→ CHALLENGE
Omit all pictures and give the records below again exactly as written.
----- RECORDS FOR THIS TASK
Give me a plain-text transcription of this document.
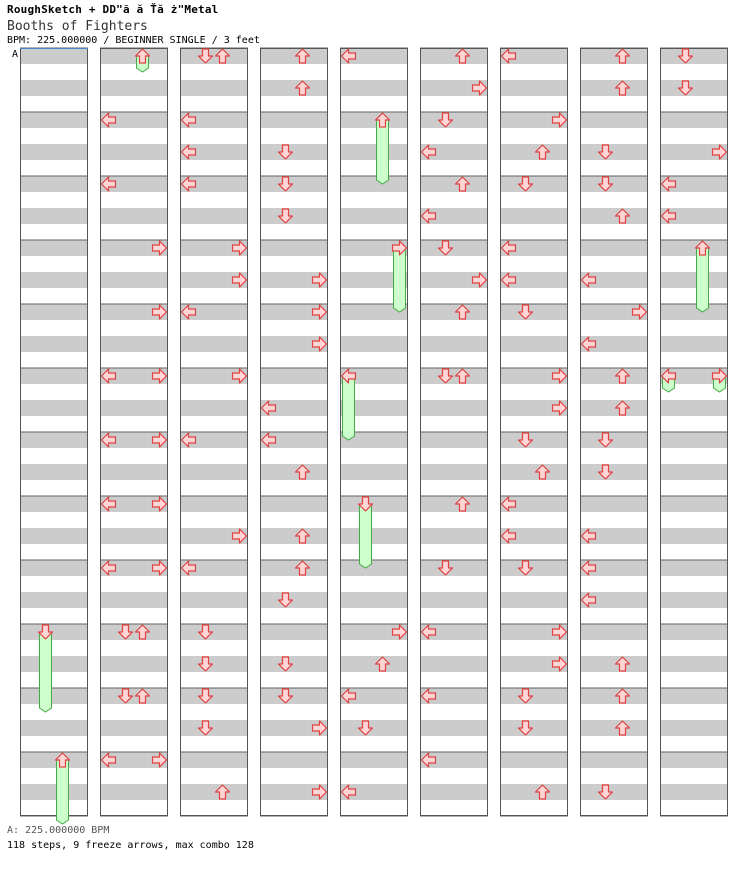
RoughSketch + DD"ã ă Ťă ż"Metal
Booths of Fighters
BPM: 225.000000 / BEGINNER SINGLE / 3 feet
A
A: 225.000000 BPM
118 steps, 9 freeze arrows, max combo 128
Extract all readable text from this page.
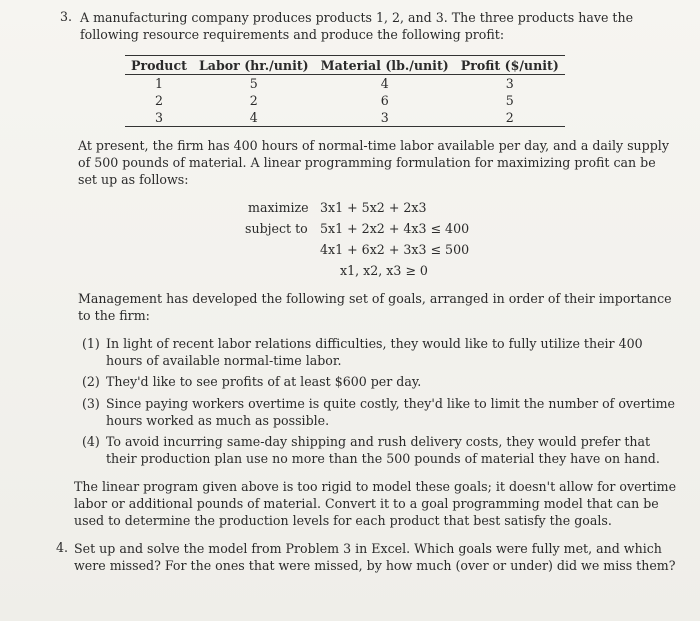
3. A manufacturing company produces products 1, 2, and 3. The three products have the
following resource requirements and produce the following profit:
Product	Labor (hr./unit)	Material (lb./unit)	Profit ($/unit)
1	5	4	3
2	2	6	5
3	4	3	2
At present, the firm has 400 hours of normal-time labor available per day, and a daily supply
of 500 pounds of material. A linear programming formulation for maximizing profit can be
set up as follows:
maximize
subject to
3x1 + 5x2 + 2x3
5x1 + 2x2 + 4x3 ≤ 400
4x1 + 6x2 + 3x3 ≤ 500
x1, x2, x3 ≥ 0
Management has developed the following set of goals, arranged in order of their importance
to the firm:
(1) In light of recent labor relations difficulties, they would like to fully utilize their 400
hours of available normal-time labor.
(2) They'd like to see profits of at least $600 per day.
(3) Since paying workers overtime is quite costly, they'd like to limit the number of overtime
hours worked as much as possible.
(4) To avoid incurring same-day shipping and rush delivery costs, they would prefer that
their production plan use no more than the 500 pounds of material they have on hand.
The linear program given above is too rigid to model these goals; it doesn't allow for overtime
labor or additional pounds of material. Convert it to a goal programming model that can be
used to determine the production levels for each product that best satisfy the goals.
4. Set up and solve the model from Problem 3 in Excel. Which goals were fully met, and which
were missed? For the ones that were missed, by how much (over or under) did we miss them?
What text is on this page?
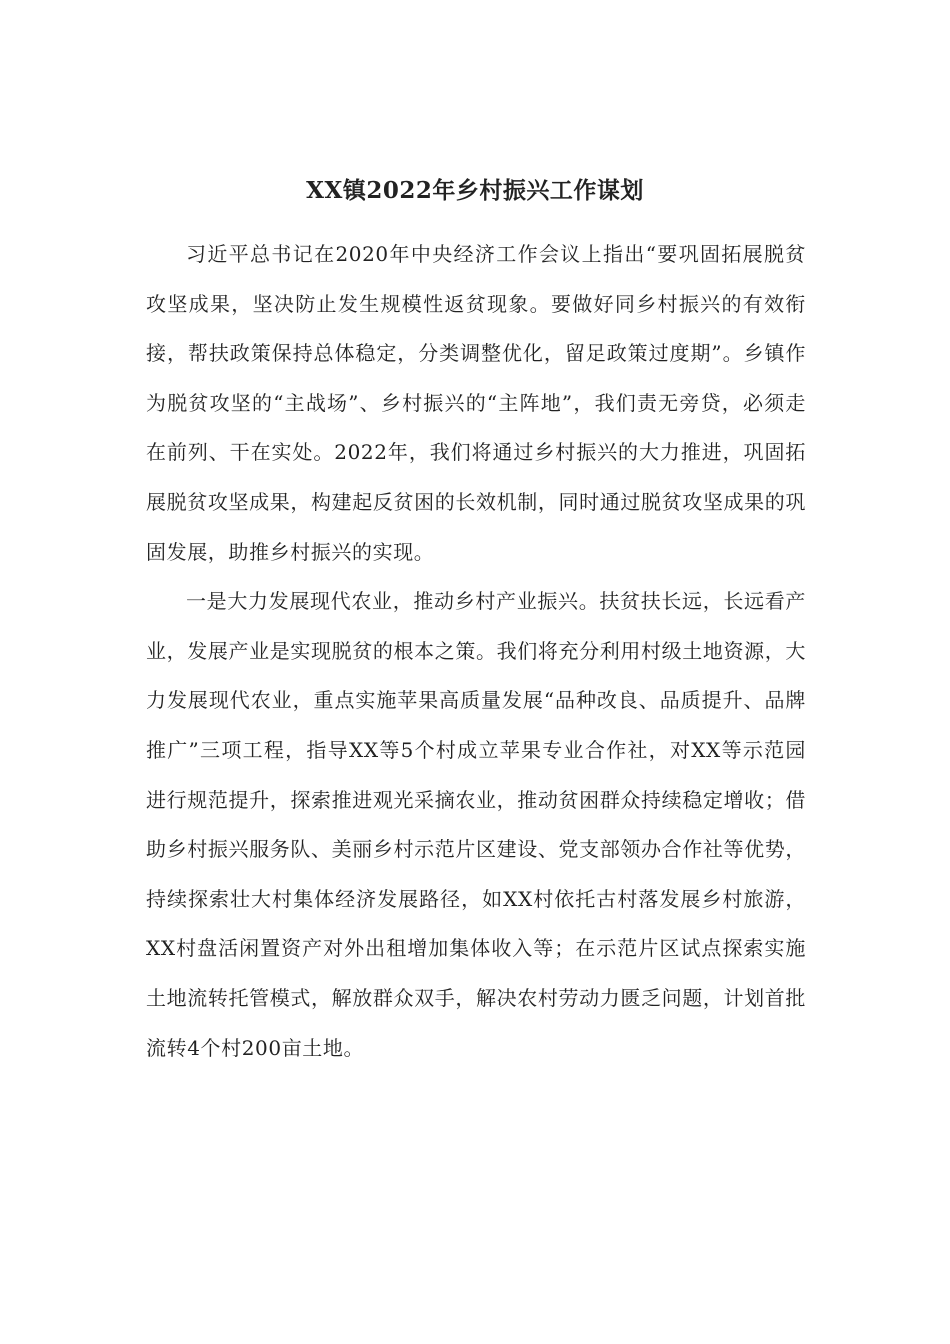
XX镇2022年乡村振兴工作谋划

习近平总书记在2020年中央经济工作会议上指出“要巩固拓展脱贫攻坚成果，坚决防止发生规模性返贫现象。要做好同乡村振兴的有效衔接，帮扶政策保持总体稳定，分类调整优化，留足政策过度期”。乡镇作为脱贫攻坚的“主战场”、乡村振兴的“主阵地”，我们责无旁贷，必须走在前列、干在实处。2022年，我们将通过乡村振兴的大力推进，巩固拓展脱贫攻坚成果，构建起反贫困的长效机制，同时通过脱贫攻坚成果的巩固发展，助推乡村振兴的实现。

一是大力发展现代农业，推动乡村产业振兴。扶贫扶长远，长远看产业，发展产业是实现脱贫的根本之策。我们将充分利用村级土地资源，大力发展现代农业，重点实施苹果高质量发展“品种改良、品质提升、品牌推广”三项工程，指导XX等5个村成立苹果专业合作社，对XX等示范园进行规范提升，探索推进观光采摘农业，推动贫困群众持续稳定增收；借助乡村振兴服务队、美丽乡村示范片区建设、党支部领办合作社等优势，持续探索壮大村集体经济发展路径，如XX村依托古村落发展乡村旅游，XX村盘活闲置资产对外出租增加集体收入等；在示范片区试点探索实施土地流转托管模式，解放群众双手，解决农村劳动力匮乏问题，计划首批流转4个村200亩土地。
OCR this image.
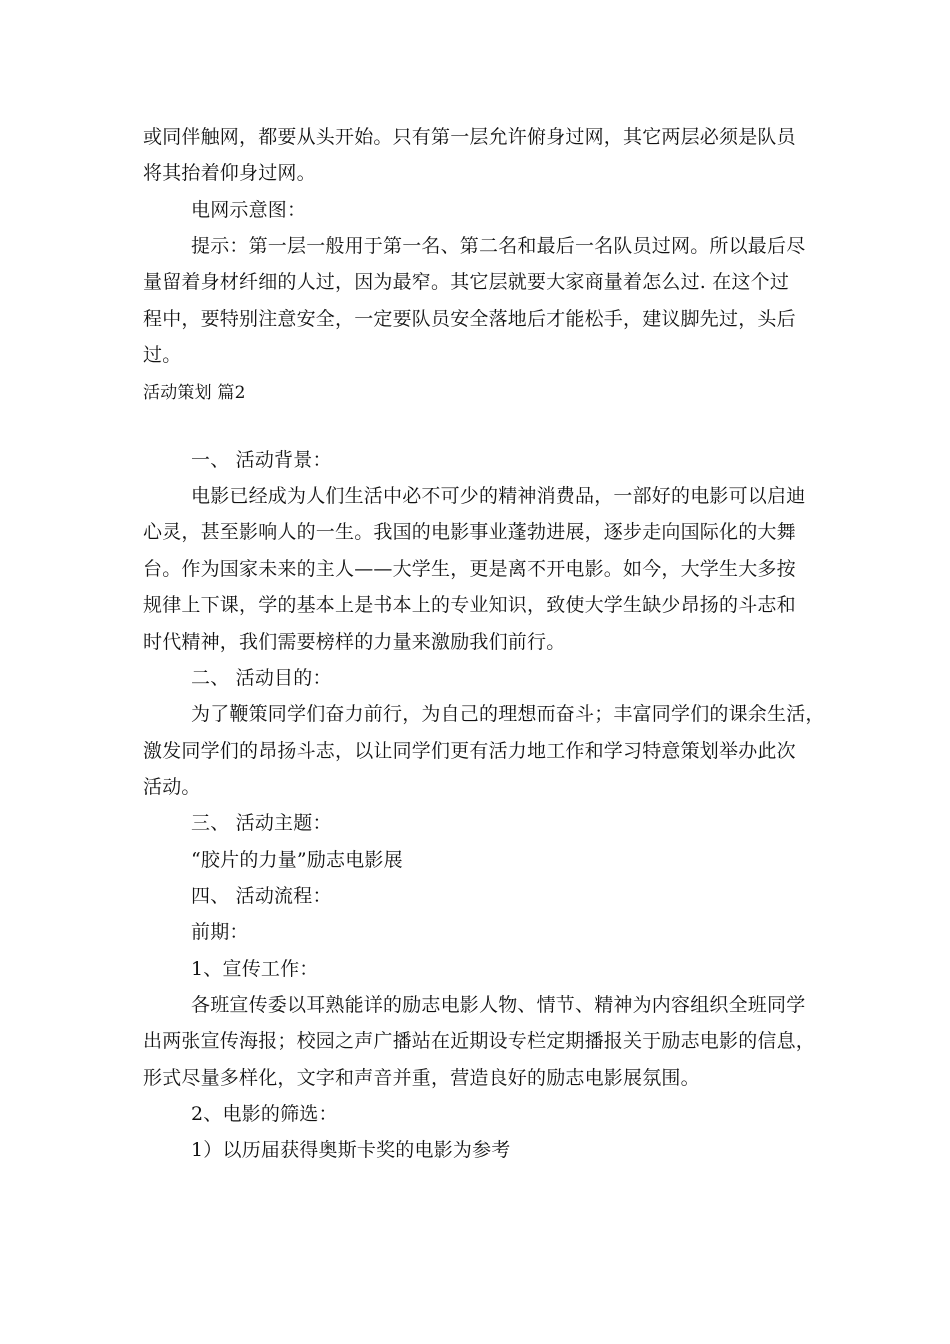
或同伴触网，都要从头开始。只有第一层允许俯身过网，其它两层必须是队员
将其抬着仰身过网。
电网示意图：
提示：第一层一般用于第一名、第二名和最后一名队员过网。所以最后尽
量留着身材纤细的人过，因为最窄。其它层就要大家商量着怎么过. 在这个过
程中，要特别注意安全，一定要队员安全落地后才能松手，建议脚先过，头后
过。
活动策划 篇2
一、 活动背景：
电影已经成为人们生活中必不可少的精神消费品，一部好的电影可以启迪
心灵，甚至影响人的一生。我国的电影事业蓬勃进展，逐步走向国际化的大舞
台。作为国家未来的主人——大学生，更是离不开电影。如今，大学生大多按
规律上下课，学的基本上是书本上的专业知识，致使大学生缺少昂扬的斗志和
时代精神，我们需要榜样的力量来激励我们前行。
二、 活动目的：
为了鞭策同学们奋力前行，为自己的理想而奋斗；丰富同学们的课余生活，
激发同学们的昂扬斗志，以让同学们更有活力地工作和学习特意策划举办此次
活动。
三、 活动主题：
“胶片的力量”励志电影展
四、 活动流程：
前期：
1、宣传工作：
各班宣传委以耳熟能详的励志电影人物、情节、精神为内容组织全班同学
出两张宣传海报；校园之声广播站在近期设专栏定期播报关于励志电影的信息，
形式尽量多样化，文字和声音并重，营造良好的励志电影展氛围。
2、电影的筛选：
1）以历届获得奥斯卡奖的电影为参考
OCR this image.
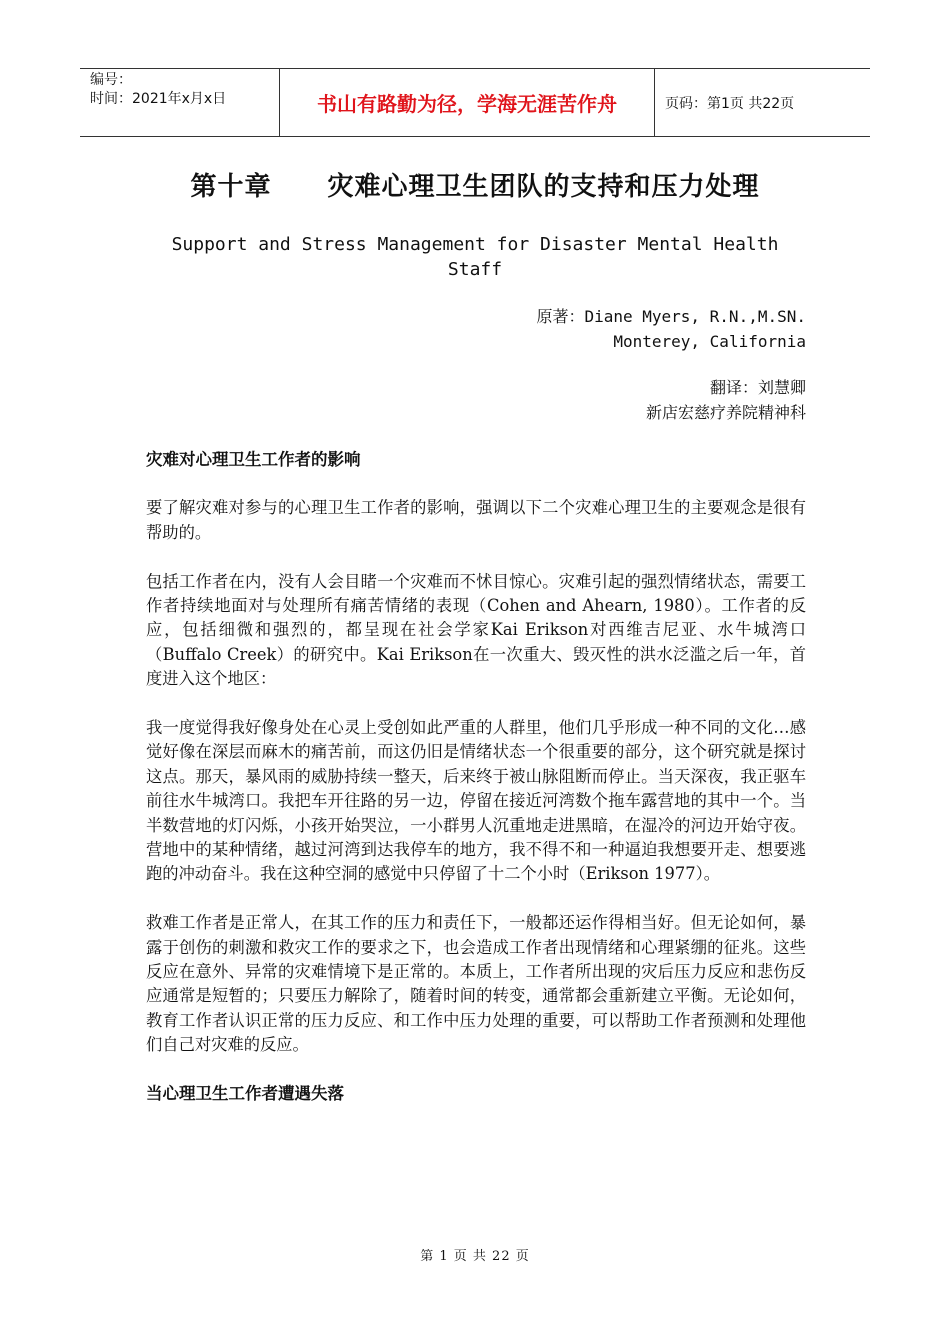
编号：
时间：2021年x月x日	书山有路勤为径，学海无涯苦作舟	页码：第1页 共22页
第十章 灾难心理卫生团队的支持和压力处理
Support and Stress Management for Disaster Mental Health
Staff
原著：Diane Myers, R.N.,M.SN.
Monterey, California
翻译：刘慧卿
新店宏慈疗养院精神科
灾难对心理卫生工作者的影响

要了解灾难对参与的心理卫生工作者的影响，强调以下二个灾难心理卫生的主要观念是很有帮助的。

包括工作者在内，没有人会目睹一个灾难而不怵目惊心。灾难引起的强烈情绪状态，需要工作者持续地面对与处理所有痛苦情绪的表现（Cohen and Ahearn, 1980）。工作者的反应，包括细微和强烈的，都呈现在社会学家Kai Erikson对西维吉尼亚、水牛城湾口（Buffalo Creek）的研究中。Kai Erikson在一次重大、毁灭性的洪水泛滥之后一年，首度进入这个地区：

我一度觉得我好像身处在心灵上受创如此严重的人群里，他们几乎形成一种不同的文化…感觉好像在深层而麻木的痛苦前，而这仍旧是情绪状态一个很重要的部分，这个研究就是探讨这点。那天，暴风雨的威胁持续一整天，后来终于被山脉阻断而停止。当天深夜，我正驱车前往水牛城湾口。我把车开往路的另一边，停留在接近河湾数个拖车露营地的其中一个。当半数营地的灯闪烁，小孩开始哭泣，一小群男人沉重地走进黑暗，在湿冷的河边开始守夜。营地中的某种情绪，越过河湾到达我停车的地方，我不得不和一种逼迫我想要开走、想要逃跑的冲动奋斗。我在这种空洞的感觉中只停留了十二个小时（Erikson 1977）。

救难工作者是正常人，在其工作的压力和责任下，一般都还运作得相当好。但无论如何，暴露于创伤的刺激和救灾工作的要求之下，也会造成工作者出现情绪和心理紧绷的征兆。这些反应在意外、异常的灾难情境下是正常的。本质上，工作者所出现的灾后压力反应和悲伤反应通常是短暂的；只要压力解除了，随着时间的转变，通常都会重新建立平衡。无论如何，教育工作者认识正常的压力反应、和工作中压力处理的重要，可以帮助工作者预测和处理他们自己对灾难的反应。

当心理卫生工作者遭遇失落
第 1 页 共 22 页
----------
→ TASK ANSWER
Give me a plain-text transcription of this document.
RoughSketch + DD"ã ă Ťă ż"Metal
Booths of Fighters
BPM: 225.000000 / BEGINNER SINGLE / 3 feet
A
A: 225.000000 BPM
118 steps, 9 freeze arrows, max combo 128
Extract all readable text from this page.
3. A manufacturing company produces products 1, 2, and 3. The three products have the
following resource requirements and produce the following profit:
Product	Labor (hr./unit)	Material (lb./unit)	Profit ($/unit)
1	5	4	3
2	2	6	5
3	4	3	2
At present, the firm has 400 hours of normal-time labor available per day, and a daily supply
of 500 pounds of material. A linear programming formulation for maximizing profit can be
set up as follows:
maximize
subject to
3x1 + 5x2 + 2x3
5x1 + 2x2 + 4x3 ≤ 400
4x1 + 6x2 + 3x3 ≤ 500
x1, x2, x3 ≥ 0
Management has developed the following set of goals, arranged in order of their importance
to the firm:
(1) In light of recent labor relations difficulties, they would like to fully utilize their 400
hours of available normal-time labor.
(2) They'd like to see profits of at least $600 per day.
(3) Since paying workers overtime is quite costly, they'd like to limit the number of overtime
hours worked as much as possible.
(4) To avoid incurring same-day shipping and rush delivery costs, they would prefer that
their production plan use no more than the 500 pounds of material they have on hand.
The linear program given above is too rigid to model these goals; it doesn't allow for overtime
labor or additional pounds of material. Convert it to a goal programming model that can be
used to determine the production levels for each product that best satisfy the goals.
4. Set up and solve the model from Problem 3 in Excel. Which goals were fully met, and which
were missed? For the ones that were missed, by how much (over or under) did we miss them?
What text is on this page?
XX镇2022年乡村振兴工作谋划

习近平总书记在2020年中央经济工作会议上指出“要巩固拓展脱贫攻坚成果，坚决防止发生规模性返贫现象。要做好同乡村振兴的有效衔接，帮扶政策保持总体稳定，分类调整优化，留足政策过度期”。乡镇作为脱贫攻坚的“主战场”、乡村振兴的“主阵地”，我们责无旁贷，必须走在前列、干在实处。2022年，我们将通过乡村振兴的大力推进，巩固拓展脱贫攻坚成果，构建起反贫困的长效机制，同时通过脱贫攻坚成果的巩固发展，助推乡村振兴的实现。

一是大力发展现代农业，推动乡村产业振兴。扶贫扶长远，长远看产业，发展产业是实现脱贫的根本之策。我们将充分利用村级土地资源，大力发展现代农业，重点实施苹果高质量发展“品种改良、品质提升、品牌推广”三项工程，指导XX等5个村成立苹果专业合作社，对XX等示范园进行规范提升，探索推进观光采摘农业，推动贫困群众持续稳定增收；借助乡村振兴服务队、美丽乡村示范片区建设、党支部领办合作社等优势，持续探索壮大村集体经济发展路径，如XX村依托古村落发展乡村旅游，XX村盘活闲置资产对外出租增加集体收入等；在示范片区试点探索实施土地流转托管模式，解放群众双手，解决农村劳动力匮乏问题，计划首批流转4个村200亩土地。
OCR this image.
或同伴触网，都要从头开始。只有第一层允许俯身过网，其它两层必须是队员
将其抬着仰身过网。
电网示意图：
提示：第一层一般用于第一名、第二名和最后一名队员过网。所以最后尽
量留着身材纤细的人过，因为最窄。其它层就要大家商量着怎么过. 在这个过
程中，要特别注意安全，一定要队员安全落地后才能松手，建议脚先过，头后
过。
活动策划 篇2
一、 活动背景：
电影已经成为人们生活中必不可少的精神消费品，一部好的电影可以启迪
心灵，甚至影响人的一生。我国的电影事业蓬勃进展，逐步走向国际化的大舞
台。作为国家未来的主人——大学生，更是离不开电影。如今，大学生大多按
规律上下课，学的基本上是书本上的专业知识，致使大学生缺少昂扬的斗志和
时代精神，我们需要榜样的力量来激励我们前行。
二、 活动目的：
为了鞭策同学们奋力前行，为自己的理想而奋斗；丰富同学们的课余生活，
激发同学们的昂扬斗志，以让同学们更有活力地工作和学习特意策划举办此次
活动。
三、 活动主题：
“胶片的力量”励志电影展
四、 活动流程：
前期：
1、宣传工作：
各班宣传委以耳熟能详的励志电影人物、情节、精神为内容组织全班同学
出两张宣传海报；校园之声广播站在近期设专栏定期播报关于励志电影的信息，
形式尽量多样化，文字和声音并重，营造良好的励志电影展氛围。
2、电影的筛选：
1）以历届获得奥斯卡奖的电影为参考
OCR this image.
编号：
时间：2021年x月x日	书山有路勤为径，学海无涯苦作舟	页码：第1页 共22页
第十章 灾难心理卫生团队的支持和压力处理
Support and Stress Management for Disaster Mental Health
Staff
原著：Diane Myers, R.N.,M.SN.
Monterey, California
翻译：刘慧卿
新店宏慈疗养院精神科
灾难对心理卫生工作者的影响

要了解灾难对参与的心理卫生工作者的影响，强调以下二个灾难心理卫生的主要观念是很有帮助的。

包括工作者在内，没有人会目睹一个灾难而不怵目惊心。灾难引起的强烈情绪状态，需要工作者持续地面对与处理所有痛苦情绪的表现（Cohen and Ahearn, 1980）。工作者的反应，包括细微和强烈的，都呈现在社会学家Kai Erikson对西维吉尼亚、水牛城湾口（Buffalo Creek）的研究中。Kai Erikson在一次重大、毁灭性的洪水泛滥之后一年，首度进入这个地区：

我一度觉得我好像身处在心灵上受创如此严重的人群里，他们几乎形成一种不同的文化…感觉好像在深层而麻木的痛苦前，而这仍旧是情绪状态一个很重要的部分，这个研究就是探讨这点。那天，暴风雨的威胁持续一整天，后来终于被山脉阻断而停止。当天深夜，我正驱车前往水牛城湾口。我把车开往路的另一边，停留在接近河湾数个拖车露营地的其中一个。当半数营地的灯闪烁，小孩开始哭泣，一小群男人沉重地走进黑暗，在湿冷的河边开始守夜。营地中的某种情绪，越过河湾到达我停车的地方，我不得不和一种逼迫我想要开走、想要逃跑的冲动奋斗。我在这种空洞的感觉中只停留了十二个小时（Erikson 1977）。

救难工作者是正常人，在其工作的压力和责任下，一般都还运作得相当好。但无论如何，暴露于创伤的刺激和救灾工作的要求之下，也会造成工作者出现情绪和心理紧绷的征兆。这些反应在意外、异常的灾难情境下是正常的。本质上，工作者所出现的灾后压力反应和悲伤反应通常是短暂的；只要压力解除了，随着时间的转变，通常都会重新建立平衡。无论如何，教育工作者认识正常的压力反应、和工作中压力处理的重要，可以帮助工作者预测和处理他们自己对灾难的反应。

当心理卫生工作者遭遇失落
第 1 页 共 22 页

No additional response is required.